Written problem →
Give the total number of lines with the word "дегидрогеназы" in them, and no other words.

The records →

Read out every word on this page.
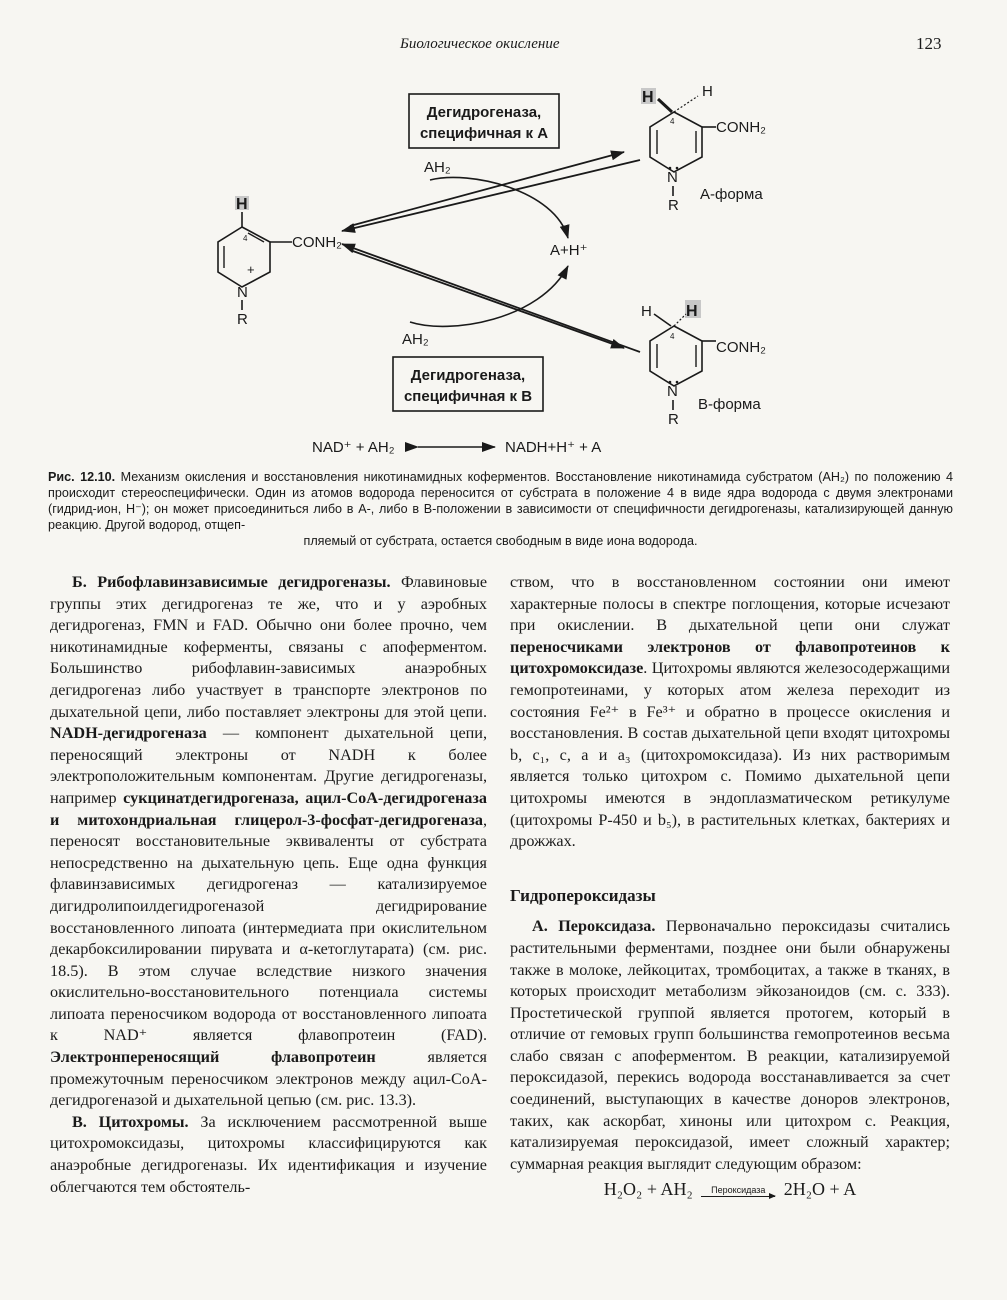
Биологическое окисление	123
Дегидрогеназа,
специфичная к А
Дегидрогеназа,
специфичная к В
AH₂
AH₂
A+H⁺
H
4	CONH₂
+
N
R
H	H
4	CONH₂
N
R
А-форма
H H
4
CONH₂
N
R
В-форма
NAD⁺ + AH₂	NADH+H⁺ + A
Рис. 12.10. Механизм окисления и восстановления никотинамидных коферментов. Восстановление никотинамида субстратом (AH₂) по положению 4 происходит стереоспецифически. Один из атомов водорода переносится от субстрата в положение 4 в виде ядра водорода с двумя электронами (гидрид-ион, H⁻); он может присоединиться либо в А-, либо в В-положении в зависимости от специфичности дегидрогеназы, катализирующей данную реакцию. Другой водород, отщеп-
пляемый от субстрата, остается свободным в виде иона водорода.

Б. Рибофлавинзависимые дегидрогеназы. Флавиновые группы этих дегидрогеназ те же, что и у аэробных дегидрогеназ, FMN и FAD. Обычно они более прочно, чем никотинамидные коферменты, связаны с апоферментом. Большинство рибофлавин-зависимых анаэробных дегидрогеназ либо участвует в транспорте электронов по дыхательной цепи, либо поставляет электроны для этой цепи. NADH-дегидрогеназа — компонент дыхательной цепи, переносящий электроны от NADH к более электроположительным компонентам. Другие дегидрогеназы, например сукцинатдегидрогеназа, ацил-CoA-дегидрогеназа и митохондриальная глицерол-3-фосфат-дегидрогеназа, переносят восстановительные эквиваленты от субстрата непосредственно на дыхательную цепь. Еще одна функция флавинзависимых дегидрогеназ — катализируемое дигидролипоилдегидрогеназой дегидрирование восстановленного липоата (интермедиата при окислительном декарбоксилировании пирувата и α-кетоглутарата) (см. рис. 18.5). В этом случае вследствие низкого значения окислительно-восстановительного потенциала системы липоата переносчиком водорода от восстановленного липоата к NAD⁺ является флавопротеин (FAD). Электронпереносящий флавопротеин является промежуточным переносчиком электронов между ацил-CoA-дегидрогеназой и дыхательной цепью (см. рис. 13.3).

В. Цитохромы. За исключением рассмотренной выше цитохромоксидазы, цитохромы классифицируются как анаэробные дегидрогеназы. Их идентификация и изучение облегчаются тем обстоятель-

ством, что в восстановленном состоянии они имеют характерные полосы в спектре поглощения, которые исчезают при окислении. В дыхательной цепи они служат переносчиками электронов от флавопротеинов к цитохромоксидазе. Цитохромы являются железосодержащими гемопротеинами, у которых атом железа переходит из состояния Fe²⁺ в Fe³⁺ и обратно в процессе окисления и восстановления. В состав дыхательной цепи входят цитохромы b, c₁, c, a и a₃ (цитохромоксидаза). Из них растворимым является только цитохром c. Помимо дыхательной цепи цитохромы имеются в эндоплазматическом ретикулуме (цитохромы P-450 и b₅), в растительных клетках, бактериях и дрожжах.

Гидропероксидазы

А. Пероксидаза. Первоначально пероксидазы считались растительными ферментами, позднее они были обнаружены также в молоке, лейкоцитах, тромбоцитах, а также в тканях, в которых происходит метаболизм эйкозаноидов (см. с. 333). Простетической группой является протогем, который в отличие от гемовых групп большинства гемопротеинов весьма слабо связан с апоферментом. В реакции, катализируемой пероксидазой, перекись водорода восстанавливается за счет соединений, выступающих в качестве доноров электронов, таких, как аскорбат, хиноны или цитохром c. Реакция, катализируемая пероксидазой, имеет сложный характер; суммарная реакция выглядит следующим образом:

H₂O₂ + AH₂	Пероксидаза	2H₂O + A
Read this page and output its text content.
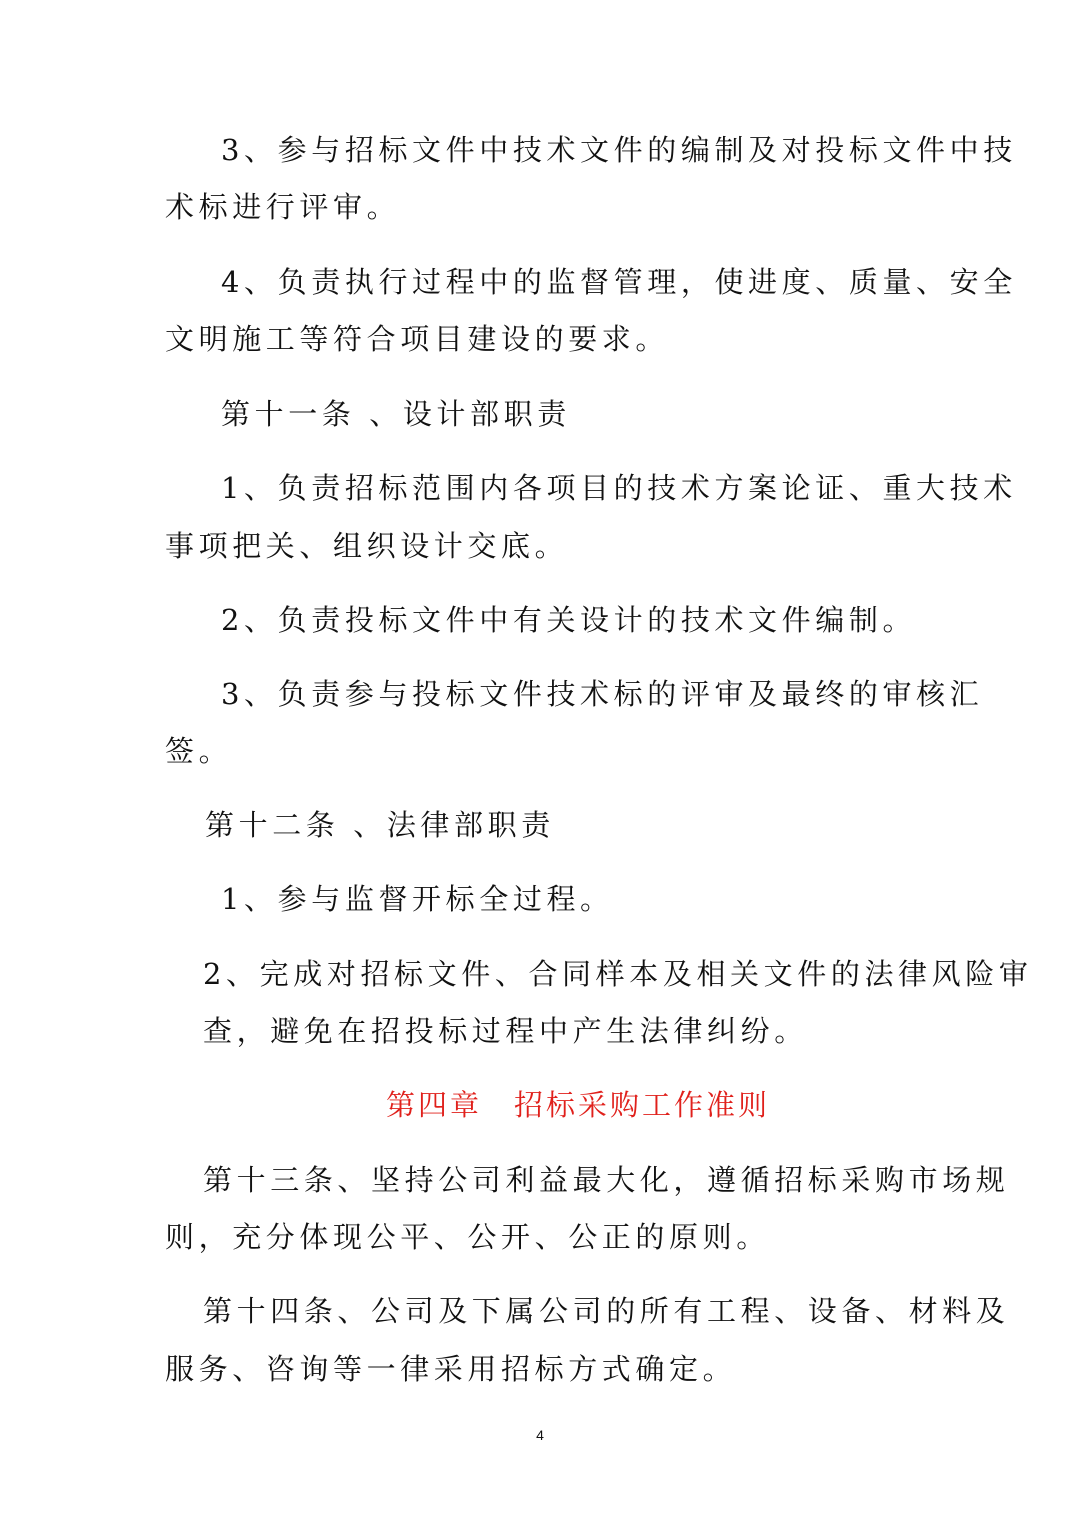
3、参与招标文件中技术文件的编制及对投标文件中技
术标进行评审。
4、负责执行过程中的监督管理，使进度、质量、安全
文明施工等符合项目建设的要求。
第十一条 、设计部职责
1、负责招标范围内各项目的技术方案论证、重大技术
事项把关、组织设计交底。
2、负责投标文件中有关设计的技术文件编制。
3、负责参与投标文件技术标的评审及最终的审核汇
签。
第十二条 、法律部职责
1、参与监督开标全过程。
2、完成对招标文件、合同样本及相关文件的法律风险审
查，避免在招投标过程中产生法律纠纷。
第四章　招标采购工作准则
第十三条、坚持公司利益最大化，遵循招标采购市场规
则，充分体现公平、公开、公正的原则。
第十四条、公司及下属公司的所有工程、设备、材料及
服务、咨询等一律采用招标方式确定。
4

Final result →
3